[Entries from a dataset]
::::
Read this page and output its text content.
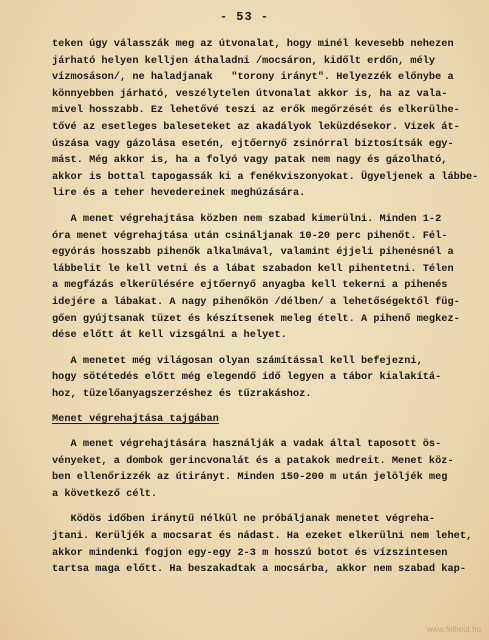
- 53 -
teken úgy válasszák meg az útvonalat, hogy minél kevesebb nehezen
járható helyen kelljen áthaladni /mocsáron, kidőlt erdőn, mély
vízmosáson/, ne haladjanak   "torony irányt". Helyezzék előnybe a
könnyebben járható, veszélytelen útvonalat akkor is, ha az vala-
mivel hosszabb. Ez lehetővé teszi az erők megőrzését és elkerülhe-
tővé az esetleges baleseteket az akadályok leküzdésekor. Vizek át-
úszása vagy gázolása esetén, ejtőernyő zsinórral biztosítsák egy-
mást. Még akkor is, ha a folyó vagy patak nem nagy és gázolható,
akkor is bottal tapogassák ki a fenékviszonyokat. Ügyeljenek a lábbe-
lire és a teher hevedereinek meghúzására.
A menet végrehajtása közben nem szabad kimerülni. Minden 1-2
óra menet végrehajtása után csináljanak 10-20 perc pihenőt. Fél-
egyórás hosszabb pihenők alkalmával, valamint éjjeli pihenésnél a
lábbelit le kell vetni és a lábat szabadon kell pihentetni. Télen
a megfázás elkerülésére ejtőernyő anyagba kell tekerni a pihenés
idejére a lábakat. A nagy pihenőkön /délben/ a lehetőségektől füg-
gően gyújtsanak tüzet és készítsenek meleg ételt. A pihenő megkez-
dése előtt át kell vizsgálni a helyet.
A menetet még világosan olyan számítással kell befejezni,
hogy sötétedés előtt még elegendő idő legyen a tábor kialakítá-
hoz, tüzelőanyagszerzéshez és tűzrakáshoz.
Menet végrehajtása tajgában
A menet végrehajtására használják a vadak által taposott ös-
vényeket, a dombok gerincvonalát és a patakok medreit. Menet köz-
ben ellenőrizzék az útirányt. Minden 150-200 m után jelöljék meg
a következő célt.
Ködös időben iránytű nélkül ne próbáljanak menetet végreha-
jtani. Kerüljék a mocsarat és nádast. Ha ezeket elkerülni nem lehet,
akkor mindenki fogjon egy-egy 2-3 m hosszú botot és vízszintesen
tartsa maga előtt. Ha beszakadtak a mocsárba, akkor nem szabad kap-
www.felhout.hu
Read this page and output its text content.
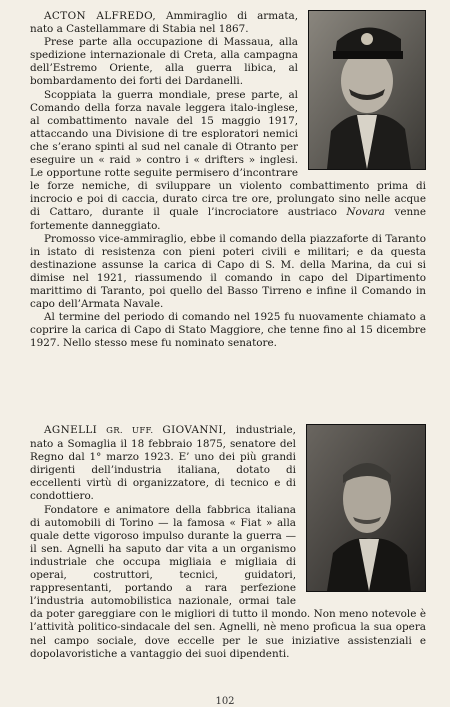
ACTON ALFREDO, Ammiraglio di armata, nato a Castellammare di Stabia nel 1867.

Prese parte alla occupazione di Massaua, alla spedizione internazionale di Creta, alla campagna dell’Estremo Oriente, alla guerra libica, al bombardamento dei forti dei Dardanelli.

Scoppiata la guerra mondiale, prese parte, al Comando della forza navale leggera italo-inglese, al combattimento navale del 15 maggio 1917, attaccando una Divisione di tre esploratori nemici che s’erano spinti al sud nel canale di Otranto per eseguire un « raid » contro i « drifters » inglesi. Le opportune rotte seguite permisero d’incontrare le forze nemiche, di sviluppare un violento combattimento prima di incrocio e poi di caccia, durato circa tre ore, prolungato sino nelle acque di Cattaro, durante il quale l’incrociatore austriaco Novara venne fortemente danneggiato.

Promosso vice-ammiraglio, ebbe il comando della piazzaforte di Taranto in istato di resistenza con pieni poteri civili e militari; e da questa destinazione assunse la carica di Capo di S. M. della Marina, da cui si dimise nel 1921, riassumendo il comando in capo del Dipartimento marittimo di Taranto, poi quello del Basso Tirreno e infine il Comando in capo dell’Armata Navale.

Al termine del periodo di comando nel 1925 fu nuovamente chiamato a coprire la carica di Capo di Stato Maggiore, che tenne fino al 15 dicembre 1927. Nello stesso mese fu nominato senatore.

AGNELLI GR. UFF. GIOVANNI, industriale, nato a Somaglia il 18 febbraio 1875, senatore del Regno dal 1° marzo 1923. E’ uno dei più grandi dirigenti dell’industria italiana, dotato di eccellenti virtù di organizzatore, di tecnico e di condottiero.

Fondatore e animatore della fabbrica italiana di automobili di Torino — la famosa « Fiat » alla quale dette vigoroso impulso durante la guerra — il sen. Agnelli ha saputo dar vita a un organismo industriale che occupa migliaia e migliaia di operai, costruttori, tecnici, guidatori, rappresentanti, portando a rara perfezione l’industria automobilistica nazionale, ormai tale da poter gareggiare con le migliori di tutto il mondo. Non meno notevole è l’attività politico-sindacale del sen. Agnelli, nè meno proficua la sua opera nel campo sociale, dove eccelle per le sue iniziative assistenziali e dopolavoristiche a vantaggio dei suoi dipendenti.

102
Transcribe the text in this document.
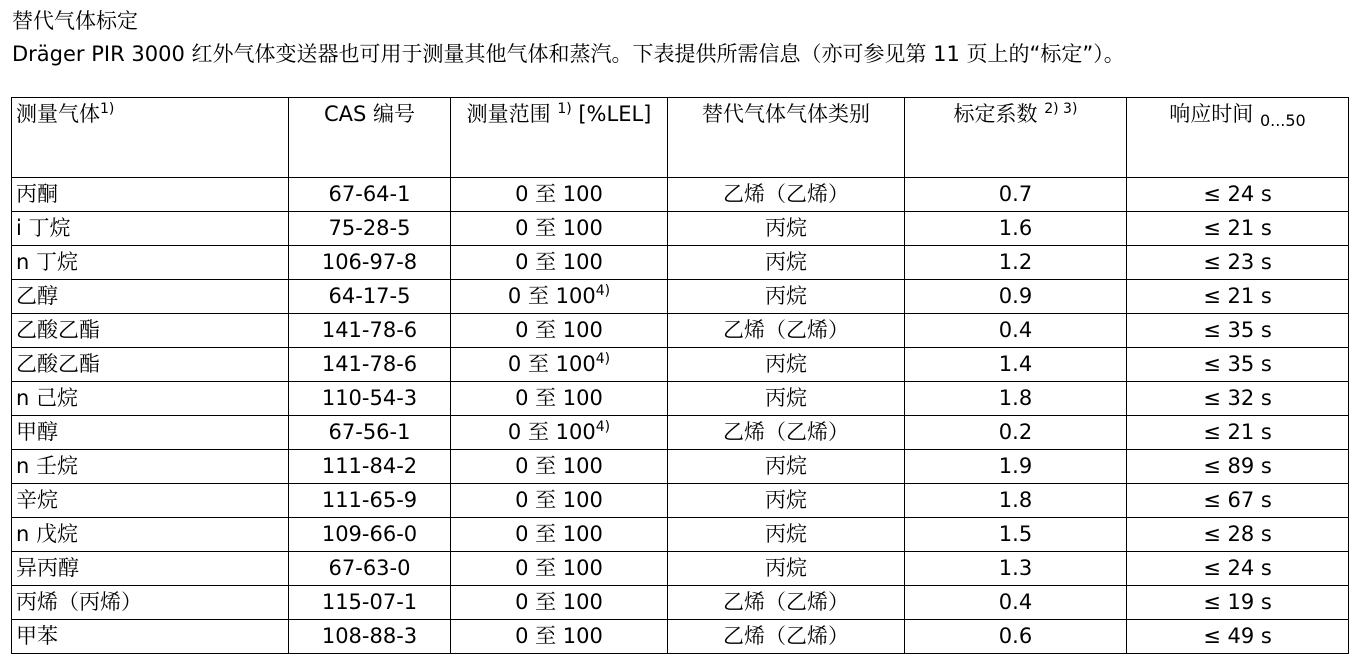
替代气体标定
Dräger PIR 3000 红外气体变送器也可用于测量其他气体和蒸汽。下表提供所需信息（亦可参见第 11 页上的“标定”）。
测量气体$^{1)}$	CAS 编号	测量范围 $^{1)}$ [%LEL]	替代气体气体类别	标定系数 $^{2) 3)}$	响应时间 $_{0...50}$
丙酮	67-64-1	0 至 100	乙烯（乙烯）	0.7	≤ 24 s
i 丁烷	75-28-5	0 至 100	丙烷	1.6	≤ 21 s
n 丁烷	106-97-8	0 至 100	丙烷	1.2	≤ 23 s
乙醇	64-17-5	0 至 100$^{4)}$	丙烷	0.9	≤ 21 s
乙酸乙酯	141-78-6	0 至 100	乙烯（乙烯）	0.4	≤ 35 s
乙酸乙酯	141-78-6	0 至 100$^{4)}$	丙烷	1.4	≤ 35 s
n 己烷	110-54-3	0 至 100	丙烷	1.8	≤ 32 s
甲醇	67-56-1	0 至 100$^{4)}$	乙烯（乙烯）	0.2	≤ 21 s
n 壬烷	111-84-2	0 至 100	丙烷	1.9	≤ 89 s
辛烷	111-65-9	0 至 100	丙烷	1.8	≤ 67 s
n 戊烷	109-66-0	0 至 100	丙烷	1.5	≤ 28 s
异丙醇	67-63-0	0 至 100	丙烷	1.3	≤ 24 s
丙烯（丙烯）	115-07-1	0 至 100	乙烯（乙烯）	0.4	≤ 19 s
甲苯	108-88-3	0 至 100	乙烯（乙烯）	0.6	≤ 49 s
::::
◆ The problem ◆
Extract the entries in full, exactly as they are, minus the pictures.

◆ Output ◆
Read this page and output its text content.
- 53 -
teken úgy válasszák meg az útvonalat, hogy minél kevesebb nehezen
járható helyen kelljen áthaladni /mocsáron, kidőlt erdőn, mély
vízmosáson/, ne haladjanak   "torony irányt". Helyezzék előnybe a
könnyebben járható, veszélytelen útvonalat akkor is, ha az vala-
mivel hosszabb. Ez lehetővé teszi az erők megőrzését és elkerülhe-
tővé az esetleges baleseteket az akadályok leküzdésekor. Vizek át-
úszása vagy gázolása esetén, ejtőernyő zsinórral biztosítsák egy-
mást. Még akkor is, ha a folyó vagy patak nem nagy és gázolható,
akkor is bottal tapogassák ki a fenékviszonyokat. Ügyeljenek a lábbe-
lire és a teher hevedereinek meghúzására.
A menet végrehajtása közben nem szabad kimerülni. Minden 1-2
óra menet végrehajtása után csináljanak 10-20 perc pihenőt. Fél-
egyórás hosszabb pihenők alkalmával, valamint éjjeli pihenésnél a
lábbelit le kell vetni és a lábat szabadon kell pihentetni. Télen
a megfázás elkerülésére ejtőernyő anyagba kell tekerni a pihenés
idejére a lábakat. A nagy pihenőkön /délben/ a lehetőségektől füg-
gően gyújtsanak tüzet és készítsenek meleg ételt. A pihenő megkez-
dése előtt át kell vizsgálni a helyet.
A menetet még világosan olyan számítással kell befejezni,
hogy sötétedés előtt még elegendő idő legyen a tábor kialakítá-
hoz, tüzelőanyagszerzéshez és tűzrakáshoz.
Menet végrehajtása tajgában
A menet végrehajtására használják a vadak által taposott ös-
vényeket, a dombok gerincvonalát és a patakok medreit. Menet köz-
ben ellenőrizzék az útirányt. Minden 150-200 m után jelöljék meg
a következő célt.
Ködös időben iránytű nélkül ne próbáljanak menetet végreha-
jtani. Kerüljék a mocsarat és nádast. Ha ezeket elkerülni nem lehet,
akkor mindenki fogjon egy-egy 2-3 m hosszú botot és vízszintesen
tartsa maga előtt. Ha beszakadtak a mocsárba, akkor nem szabad kap-
www.felhout.hu
Read this page and output its text content.
ACTON ALFREDO, Ammiraglio di armata, nato a Castellammare di Stabia nel 1867.

Prese parte alla occupazione di Massaua, alla spedizione internazionale di Creta, alla campagna dell’Estremo Oriente, alla guerra libica, al bombardamento dei forti dei Dardanelli.

Scoppiata la guerra mondiale, prese parte, al Comando della forza navale leggera italo-inglese, al combattimento navale del 15 maggio 1917, attaccando una Divisione di tre esploratori nemici che s’erano spinti al sud nel canale di Otranto per eseguire un « raid » contro i « drifters » inglesi. Le opportune rotte seguite permisero d’incontrare le forze nemiche, di sviluppare un violento combattimento prima di incrocio e poi di caccia, durato circa tre ore, prolungato sino nelle acque di Cattaro, durante il quale l’incrociatore austriaco Novara venne fortemente danneggiato.

Promosso vice-ammiraglio, ebbe il comando della piazzaforte di Taranto in istato di resistenza con pieni poteri civili e militari; e da questa destinazione assunse la carica di Capo di S. M. della Marina, da cui si dimise nel 1921, riassumendo il comando in capo del Dipartimento marittimo di Taranto, poi quello del Basso Tirreno e infine il Comando in capo dell’Armata Navale.

Al termine del periodo di comando nel 1925 fu nuovamente chiamato a coprire la carica di Capo di Stato Maggiore, che tenne fino al 15 dicembre 1927. Nello stesso mese fu nominato senatore.

AGNELLI GR. UFF. GIOVANNI, industriale, nato a Somaglia il 18 febbraio 1875, senatore del Regno dal 1° marzo 1923. E’ uno dei più grandi dirigenti dell’industria italiana, dotato di eccellenti virtù di organizzatore, di tecnico e di condottiero.

Fondatore e animatore della fabbrica italiana di automobili di Torino — la famosa « Fiat » alla quale dette vigoroso impulso durante la guerra — il sen. Agnelli ha saputo dar vita a un organismo industriale che occupa migliaia e migliaia di operai, costruttori, tecnici, guidatori, rappresentanti, portando a rara perfezione l’industria automobilistica nazionale, ormai tale da poter gareggiare con le migliori di tutto il mondo. Non meno notevole è l’attività politico-sindacale del sen. Agnelli, nè meno proficua la sua opera nel campo sociale, dove eccelle per le sue iniziative assistenziali e dopolavoristiche a vantaggio dei suoi dipendenti.

102
Transcribe the text in this document.
替代气体标定
Dräger PIR 3000 红外气体变送器也可用于测量其他气体和蒸汽。下表提供所需信息（亦可参见第 11 页上的“标定”）。
测量气体$^{1)}$	CAS 编号	测量范围 $^{1)}$ [%LEL]	替代气体气体类别	标定系数 $^{2) 3)}$	响应时间 $_{0...50}$
丙酮	67-64-1	0 至 100	乙烯（乙烯）	0.7	≤ 24 s
i 丁烷	75-28-5	0 至 100	丙烷	1.6	≤ 21 s
n 丁烷	106-97-8	0 至 100	丙烷	1.2	≤ 23 s
乙醇	64-17-5	0 至 100$^{4)}$	丙烷	0.9	≤ 21 s
乙酸乙酯	141-78-6	0 至 100	乙烯（乙烯）	0.4	≤ 35 s
乙酸乙酯	141-78-6	0 至 100$^{4)}$	丙烷	1.4	≤ 35 s
n 己烷	110-54-3	0 至 100	丙烷	1.8	≤ 32 s
甲醇	67-56-1	0 至 100$^{4)}$	乙烯（乙烯）	0.2	≤ 21 s
n 壬烷	111-84-2	0 至 100	丙烷	1.9	≤ 89 s
辛烷	111-65-9	0 至 100	丙烷	1.8	≤ 67 s
n 戊烷	109-66-0	0 至 100	丙烷	1.5	≤ 28 s
异丙醇	67-63-0	0 至 100	丙烷	1.3	≤ 24 s
丙烯（丙烯）	115-07-1	0 至 100	乙烯（乙烯）	0.4	≤ 19 s
甲苯	108-88-3	0 至 100	乙烯（乙烯）	0.6	≤ 49 s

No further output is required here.